Short exercise: Work through the data line by line, gathering every line that has the word "these".

###

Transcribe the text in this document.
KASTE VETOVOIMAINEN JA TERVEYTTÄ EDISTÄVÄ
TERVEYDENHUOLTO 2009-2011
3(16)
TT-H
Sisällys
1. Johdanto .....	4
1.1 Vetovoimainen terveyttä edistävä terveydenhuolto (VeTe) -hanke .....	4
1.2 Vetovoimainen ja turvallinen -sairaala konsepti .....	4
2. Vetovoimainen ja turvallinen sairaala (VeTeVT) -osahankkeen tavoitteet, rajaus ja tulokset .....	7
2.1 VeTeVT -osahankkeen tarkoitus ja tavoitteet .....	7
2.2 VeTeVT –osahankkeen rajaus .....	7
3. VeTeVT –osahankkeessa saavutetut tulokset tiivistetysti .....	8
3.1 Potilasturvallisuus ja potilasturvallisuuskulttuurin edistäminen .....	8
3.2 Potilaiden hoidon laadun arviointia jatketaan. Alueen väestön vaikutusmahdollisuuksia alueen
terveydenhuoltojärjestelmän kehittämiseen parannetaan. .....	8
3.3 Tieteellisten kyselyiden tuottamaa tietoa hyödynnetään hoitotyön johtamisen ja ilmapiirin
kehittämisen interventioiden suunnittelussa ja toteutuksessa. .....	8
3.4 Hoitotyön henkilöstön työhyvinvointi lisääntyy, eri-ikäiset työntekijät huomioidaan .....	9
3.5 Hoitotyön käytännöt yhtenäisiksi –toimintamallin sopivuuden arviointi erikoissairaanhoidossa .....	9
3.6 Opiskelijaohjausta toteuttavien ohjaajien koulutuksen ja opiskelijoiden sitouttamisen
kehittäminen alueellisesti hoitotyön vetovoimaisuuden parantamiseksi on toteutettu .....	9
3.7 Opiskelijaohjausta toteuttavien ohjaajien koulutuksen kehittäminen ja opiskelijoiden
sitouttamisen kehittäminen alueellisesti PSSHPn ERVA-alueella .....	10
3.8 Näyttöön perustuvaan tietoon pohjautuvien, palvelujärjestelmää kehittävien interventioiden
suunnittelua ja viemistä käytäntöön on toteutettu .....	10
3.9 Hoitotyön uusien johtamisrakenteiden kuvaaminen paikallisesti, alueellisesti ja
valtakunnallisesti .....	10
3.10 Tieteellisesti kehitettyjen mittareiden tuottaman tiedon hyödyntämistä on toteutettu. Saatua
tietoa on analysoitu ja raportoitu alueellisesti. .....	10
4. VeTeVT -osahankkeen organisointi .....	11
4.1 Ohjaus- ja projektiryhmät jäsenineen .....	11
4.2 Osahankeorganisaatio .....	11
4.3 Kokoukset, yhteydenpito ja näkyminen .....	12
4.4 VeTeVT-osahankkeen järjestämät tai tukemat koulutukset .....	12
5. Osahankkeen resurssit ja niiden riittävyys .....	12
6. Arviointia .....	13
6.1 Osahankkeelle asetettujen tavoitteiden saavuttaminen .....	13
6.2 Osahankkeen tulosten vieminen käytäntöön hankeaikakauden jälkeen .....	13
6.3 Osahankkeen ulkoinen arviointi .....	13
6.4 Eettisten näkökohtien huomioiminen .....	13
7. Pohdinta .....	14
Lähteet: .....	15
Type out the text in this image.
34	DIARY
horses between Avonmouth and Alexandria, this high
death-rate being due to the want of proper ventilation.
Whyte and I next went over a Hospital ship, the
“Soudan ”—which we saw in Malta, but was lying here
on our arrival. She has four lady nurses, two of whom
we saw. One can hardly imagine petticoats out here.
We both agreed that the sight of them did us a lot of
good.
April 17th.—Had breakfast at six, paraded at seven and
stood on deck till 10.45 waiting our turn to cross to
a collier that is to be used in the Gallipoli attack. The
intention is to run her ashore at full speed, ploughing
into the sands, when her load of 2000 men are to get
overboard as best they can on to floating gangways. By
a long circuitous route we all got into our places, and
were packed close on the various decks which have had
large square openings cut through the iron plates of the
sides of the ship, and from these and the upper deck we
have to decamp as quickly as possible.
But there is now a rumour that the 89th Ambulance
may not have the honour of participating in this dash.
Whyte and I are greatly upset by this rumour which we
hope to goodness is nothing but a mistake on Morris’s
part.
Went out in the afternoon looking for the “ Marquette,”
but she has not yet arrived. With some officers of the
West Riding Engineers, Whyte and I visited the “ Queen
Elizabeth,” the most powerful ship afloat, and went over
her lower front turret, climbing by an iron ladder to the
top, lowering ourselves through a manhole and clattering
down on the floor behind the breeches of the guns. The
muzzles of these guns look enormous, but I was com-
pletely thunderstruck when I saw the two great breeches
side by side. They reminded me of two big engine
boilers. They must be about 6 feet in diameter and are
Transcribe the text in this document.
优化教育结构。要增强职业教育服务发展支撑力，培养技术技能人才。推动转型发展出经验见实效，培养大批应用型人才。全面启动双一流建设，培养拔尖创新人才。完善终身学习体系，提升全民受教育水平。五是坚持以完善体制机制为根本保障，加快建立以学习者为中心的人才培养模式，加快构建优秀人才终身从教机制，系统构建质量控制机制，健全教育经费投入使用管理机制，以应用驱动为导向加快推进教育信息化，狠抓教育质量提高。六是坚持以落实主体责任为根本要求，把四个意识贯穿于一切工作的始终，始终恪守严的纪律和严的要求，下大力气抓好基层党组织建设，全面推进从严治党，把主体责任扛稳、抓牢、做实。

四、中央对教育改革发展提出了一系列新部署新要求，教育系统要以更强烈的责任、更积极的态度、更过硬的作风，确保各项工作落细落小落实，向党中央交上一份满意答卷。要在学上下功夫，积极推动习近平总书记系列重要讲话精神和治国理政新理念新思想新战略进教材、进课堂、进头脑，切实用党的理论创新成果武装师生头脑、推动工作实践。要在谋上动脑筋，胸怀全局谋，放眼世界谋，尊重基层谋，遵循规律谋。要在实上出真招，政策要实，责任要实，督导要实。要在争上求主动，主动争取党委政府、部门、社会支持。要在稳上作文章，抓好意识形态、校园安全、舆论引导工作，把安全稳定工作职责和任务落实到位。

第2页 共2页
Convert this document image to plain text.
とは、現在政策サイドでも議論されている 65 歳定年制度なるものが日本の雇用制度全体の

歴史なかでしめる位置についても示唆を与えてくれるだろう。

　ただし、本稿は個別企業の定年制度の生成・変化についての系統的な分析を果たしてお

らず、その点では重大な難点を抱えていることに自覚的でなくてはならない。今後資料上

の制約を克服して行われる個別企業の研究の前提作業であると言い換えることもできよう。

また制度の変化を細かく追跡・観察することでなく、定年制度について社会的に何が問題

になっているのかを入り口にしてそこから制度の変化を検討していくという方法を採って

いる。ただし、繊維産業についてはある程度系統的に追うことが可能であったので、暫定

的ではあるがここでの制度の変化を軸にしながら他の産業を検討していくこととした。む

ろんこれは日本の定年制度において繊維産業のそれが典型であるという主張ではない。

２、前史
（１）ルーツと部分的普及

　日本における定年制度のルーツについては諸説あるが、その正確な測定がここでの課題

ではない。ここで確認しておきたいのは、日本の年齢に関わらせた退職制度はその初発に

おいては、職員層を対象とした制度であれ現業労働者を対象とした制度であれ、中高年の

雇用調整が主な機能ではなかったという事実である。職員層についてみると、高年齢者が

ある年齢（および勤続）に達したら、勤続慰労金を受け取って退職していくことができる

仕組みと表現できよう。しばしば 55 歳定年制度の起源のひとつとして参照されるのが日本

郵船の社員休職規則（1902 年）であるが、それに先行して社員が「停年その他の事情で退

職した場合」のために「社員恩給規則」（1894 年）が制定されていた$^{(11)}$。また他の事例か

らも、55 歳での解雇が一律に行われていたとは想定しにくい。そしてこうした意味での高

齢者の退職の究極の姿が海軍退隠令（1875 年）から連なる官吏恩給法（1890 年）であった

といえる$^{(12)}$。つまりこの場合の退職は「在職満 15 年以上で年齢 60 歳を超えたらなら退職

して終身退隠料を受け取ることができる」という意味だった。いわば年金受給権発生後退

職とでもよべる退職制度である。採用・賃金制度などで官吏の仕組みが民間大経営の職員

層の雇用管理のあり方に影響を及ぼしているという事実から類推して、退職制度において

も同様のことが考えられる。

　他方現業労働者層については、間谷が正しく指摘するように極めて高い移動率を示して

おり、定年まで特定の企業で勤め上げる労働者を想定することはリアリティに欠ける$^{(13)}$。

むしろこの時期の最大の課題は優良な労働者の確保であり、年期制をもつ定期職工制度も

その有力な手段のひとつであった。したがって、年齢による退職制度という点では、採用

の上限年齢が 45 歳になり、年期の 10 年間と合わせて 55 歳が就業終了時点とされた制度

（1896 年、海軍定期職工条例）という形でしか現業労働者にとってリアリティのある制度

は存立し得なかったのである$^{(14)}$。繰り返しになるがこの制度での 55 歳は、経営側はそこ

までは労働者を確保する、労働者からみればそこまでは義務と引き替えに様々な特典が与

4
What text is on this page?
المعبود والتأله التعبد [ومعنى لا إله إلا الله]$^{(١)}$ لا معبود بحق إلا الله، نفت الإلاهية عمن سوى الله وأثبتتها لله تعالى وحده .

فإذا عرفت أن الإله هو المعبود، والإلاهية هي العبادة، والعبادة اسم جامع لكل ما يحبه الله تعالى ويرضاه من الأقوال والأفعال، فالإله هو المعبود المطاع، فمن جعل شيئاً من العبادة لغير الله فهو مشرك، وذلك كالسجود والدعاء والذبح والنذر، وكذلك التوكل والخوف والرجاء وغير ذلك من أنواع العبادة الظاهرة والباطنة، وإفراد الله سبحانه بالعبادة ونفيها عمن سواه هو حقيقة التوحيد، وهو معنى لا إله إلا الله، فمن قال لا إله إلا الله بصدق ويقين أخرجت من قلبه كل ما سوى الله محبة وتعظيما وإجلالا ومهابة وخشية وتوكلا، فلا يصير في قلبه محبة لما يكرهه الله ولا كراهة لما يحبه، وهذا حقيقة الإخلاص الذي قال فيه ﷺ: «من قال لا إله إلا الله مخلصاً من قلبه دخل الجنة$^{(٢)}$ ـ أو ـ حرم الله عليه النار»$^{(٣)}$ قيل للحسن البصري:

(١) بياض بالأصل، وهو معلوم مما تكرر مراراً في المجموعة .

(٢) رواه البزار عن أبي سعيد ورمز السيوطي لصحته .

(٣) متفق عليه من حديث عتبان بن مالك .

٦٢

###

Answer to the task:
sides of the ship, and from these and the upper deck we
muzzles of these guns look enormous, but I was com-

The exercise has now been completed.